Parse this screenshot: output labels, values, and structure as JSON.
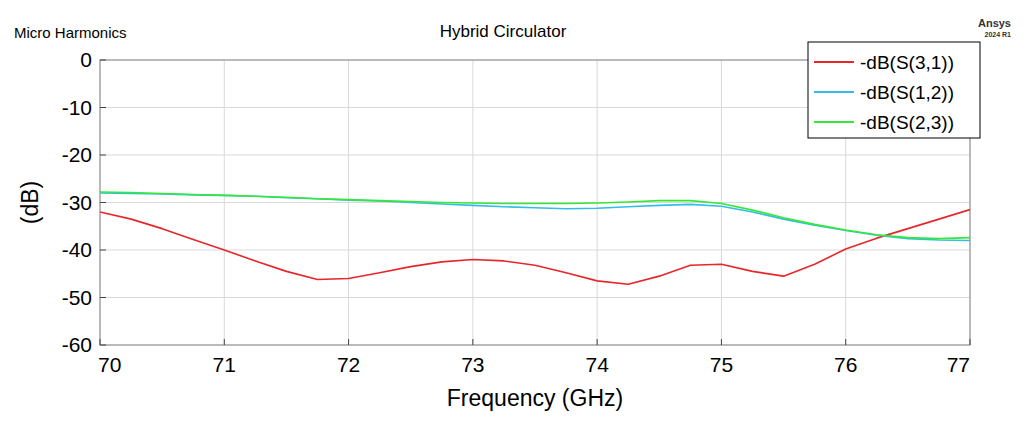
{
  "chart_data": {
    "type": "line",
    "title": "Hybrid Circulator",
    "annotations": [
      "Micro Harmonics",
      "Ansys",
      "2024 R1"
    ],
    "x_label": "Frequency (GHz)",
    "y_label": "(dB)",
    "x": [
      70,
      70.25,
      70.5,
      70.75,
      71,
      71.25,
      71.5,
      71.75,
      72,
      72.25,
      72.5,
      72.75,
      73,
      73.25,
      73.5,
      73.75,
      74,
      74.25,
      74.5,
      74.75,
      75,
      75.25,
      75.5,
      75.75,
      76,
      76.25,
      76.5,
      76.75,
      77
    ],
    "series": [
      {
        "name": "-dB(S(3,1))",
        "color": "#e8262a",
        "values": [
          -32,
          -33.5,
          -35.5,
          -37.8,
          -40,
          -42.3,
          -44.5,
          -46.2,
          -46,
          -44.8,
          -43.5,
          -42.5,
          -42,
          -42.3,
          -43.2,
          -44.8,
          -46.5,
          -47.2,
          -45.5,
          -43.2,
          -43,
          -44.5,
          -45.5,
          -43,
          -39.8,
          -37.5,
          -35.5,
          -33.5,
          -31.5
        ]
      },
      {
        "name": "-dB(S(1,2))",
        "color": "#33bde8",
        "values": [
          -28,
          -28.1,
          -28.2,
          -28.4,
          -28.5,
          -28.7,
          -29,
          -29.2,
          -29.5,
          -29.7,
          -30,
          -30.3,
          -30.6,
          -30.9,
          -31.1,
          -31.3,
          -31.2,
          -30.9,
          -30.6,
          -30.4,
          -30.8,
          -32,
          -33.5,
          -34.8,
          -35.9,
          -36.9,
          -37.6,
          -37.9,
          -38
        ]
      },
      {
        "name": "-dB(S(2,3))",
        "color": "#36e836",
        "values": [
          -27.8,
          -27.9,
          -28.1,
          -28.3,
          -28.5,
          -28.7,
          -28.9,
          -29.2,
          -29.4,
          -29.6,
          -29.8,
          -30,
          -30.1,
          -30.2,
          -30.2,
          -30.2,
          -30.1,
          -29.9,
          -29.6,
          -29.6,
          -30.2,
          -31.6,
          -33.2,
          -34.6,
          -35.8,
          -36.8,
          -37.4,
          -37.6,
          -37.4
        ]
      }
    ],
    "xlim": [
      70,
      77
    ],
    "ylim": [
      -60,
      0
    ],
    "xticks": [
      70,
      71,
      72,
      73,
      74,
      75,
      76,
      77
    ],
    "yticks": [
      -60,
      -50,
      -40,
      -30,
      -20,
      -10,
      0
    ],
    "grid": true,
    "legend": "top-right"
  }
}
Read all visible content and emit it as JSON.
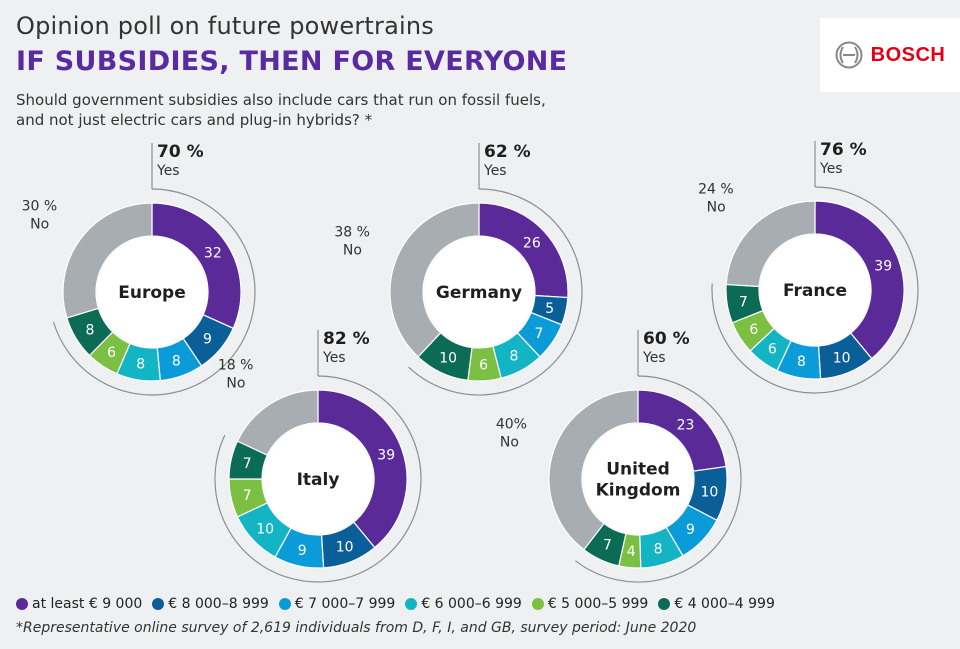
{
  "header": {
    "kicker": "Opinion poll on future powertrains",
    "headline": "IF SUBSIDIES, THEN FOR EVERYONE",
    "question_line1": "Should government subsidies also include cars that run on fossil fuels,",
    "question_line2": "and not just electric cars and plug-in hybrids? *"
  },
  "logo": {
    "text": "BOSCH",
    "color": "#e20015"
  },
  "footnote": "*Representative online survey of 2,619 individuals from D, F, I, and GB, survey period: June 2020",
  "legend": [
    {
      "label": "at least € 9 000",
      "color": "#5b2a99"
    },
    {
      "label": "€ 8 000–8 999",
      "color": "#0b5f99"
    },
    {
      "label": "€ 7 000–7 999",
      "color": "#0b9bd9"
    },
    {
      "label": "€ 6 000–6 999",
      "color": "#13b4c4"
    },
    {
      "label": "€ 5 000–5 999",
      "color": "#7cc043"
    },
    {
      "label": "€ 4 000–4 999",
      "color": "#0c6b55"
    }
  ],
  "chart_data": {
    "type": "donut",
    "title": "Opinion poll on future powertrains",
    "subtitle": "IF SUBSIDIES, THEN FOR EVERYONE",
    "series_names": [
      "at least € 9 000",
      "€ 8 000–8 999",
      "€ 7 000–7 999",
      "€ 6 000–6 999",
      "€ 5 000–5 999",
      "€ 4 000–4 999"
    ],
    "no_color": "#a8adb2",
    "charts": [
      {
        "name": "Europe",
        "name_lines": [
          "Europe"
        ],
        "yes_pct": "70 %",
        "yes_label": "Yes",
        "no_pct": "30 %",
        "no_label": "No",
        "values": [
          32,
          9,
          8,
          8,
          6,
          8
        ],
        "no": 30
      },
      {
        "name": "Germany",
        "name_lines": [
          "Germany"
        ],
        "yes_pct": "62 %",
        "yes_label": "Yes",
        "no_pct": "38 %",
        "no_label": "No",
        "values": [
          26,
          5,
          7,
          8,
          6,
          10
        ],
        "no": 38
      },
      {
        "name": "France",
        "name_lines": [
          "France"
        ],
        "yes_pct": "76 %",
        "yes_label": "Yes",
        "no_pct": "24 %",
        "no_label": "No",
        "values": [
          39,
          10,
          8,
          6,
          6,
          7
        ],
        "no": 24
      },
      {
        "name": "Italy",
        "name_lines": [
          "Italy"
        ],
        "yes_pct": "82 %",
        "yes_label": "Yes",
        "no_pct": "18 %",
        "no_label": "No",
        "values": [
          39,
          10,
          9,
          10,
          7,
          7
        ],
        "no": 18
      },
      {
        "name": "United Kingdom",
        "name_lines": [
          "United",
          "Kingdom"
        ],
        "yes_pct": "60 %",
        "yes_label": "Yes",
        "no_pct": "40%",
        "no_label": "No",
        "values": [
          23,
          10,
          9,
          8,
          4,
          7
        ],
        "no": 40
      }
    ]
  }
}
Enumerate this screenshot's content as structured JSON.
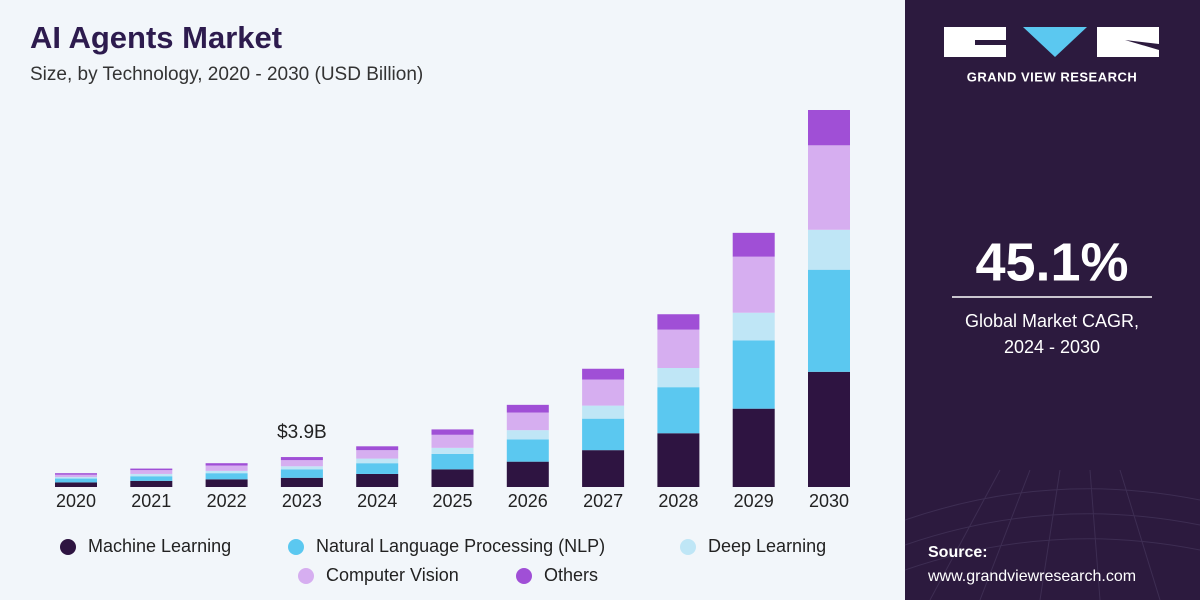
{
  "chart_data": {
    "type": "stacked_bar",
    "title": "AI Agents Market",
    "subtitle": "Size, by Technology, 2020 - 2030 (USD Billion)",
    "categories": [
      "2020",
      "2021",
      "2022",
      "2023",
      "2024",
      "2025",
      "2026",
      "2027",
      "2028",
      "2029",
      "2030"
    ],
    "series": [
      {
        "name": "Machine Learning",
        "color": "#2e1441",
        "values": [
          0.6,
          0.8,
          1.0,
          1.2,
          1.7,
          2.3,
          3.3,
          4.8,
          7.0,
          10.2,
          15.0
        ]
      },
      {
        "name": "Natural Language Processing (NLP)",
        "color": "#5bc8f0",
        "values": [
          0.5,
          0.6,
          0.8,
          1.1,
          1.4,
          2.0,
          2.9,
          4.1,
          6.0,
          8.9,
          13.3
        ]
      },
      {
        "name": "Deep Learning",
        "color": "#bfe6f6",
        "values": [
          0.2,
          0.3,
          0.3,
          0.4,
          0.6,
          0.8,
          1.2,
          1.7,
          2.5,
          3.6,
          5.2
        ]
      },
      {
        "name": "Computer Vision",
        "color": "#d6aef0",
        "values": [
          0.3,
          0.5,
          0.7,
          0.8,
          1.1,
          1.7,
          2.3,
          3.4,
          5.0,
          7.3,
          11.0
        ]
      },
      {
        "name": "Others",
        "color": "#a04fd6",
        "values": [
          0.2,
          0.2,
          0.3,
          0.4,
          0.5,
          0.7,
          1.0,
          1.4,
          2.0,
          3.1,
          4.6
        ]
      }
    ],
    "annotations": [
      {
        "category": "2023",
        "value": 3.9,
        "label": "$3.9B"
      }
    ]
  },
  "sidebar": {
    "brand": "GRAND VIEW RESEARCH",
    "cagr": "45.1%",
    "cagr_label": [
      "Global Market CAGR,",
      "2024 - 2030"
    ],
    "source_label": "Source:",
    "source_url": "www.grandviewresearch.com"
  }
}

# THE EXERCISE
Write out every line of the data that holds the word "content".

# CORRECT ANSWER
Read all visible content and emit it as JSON.
Enumerate this screenshot's content as structured JSON.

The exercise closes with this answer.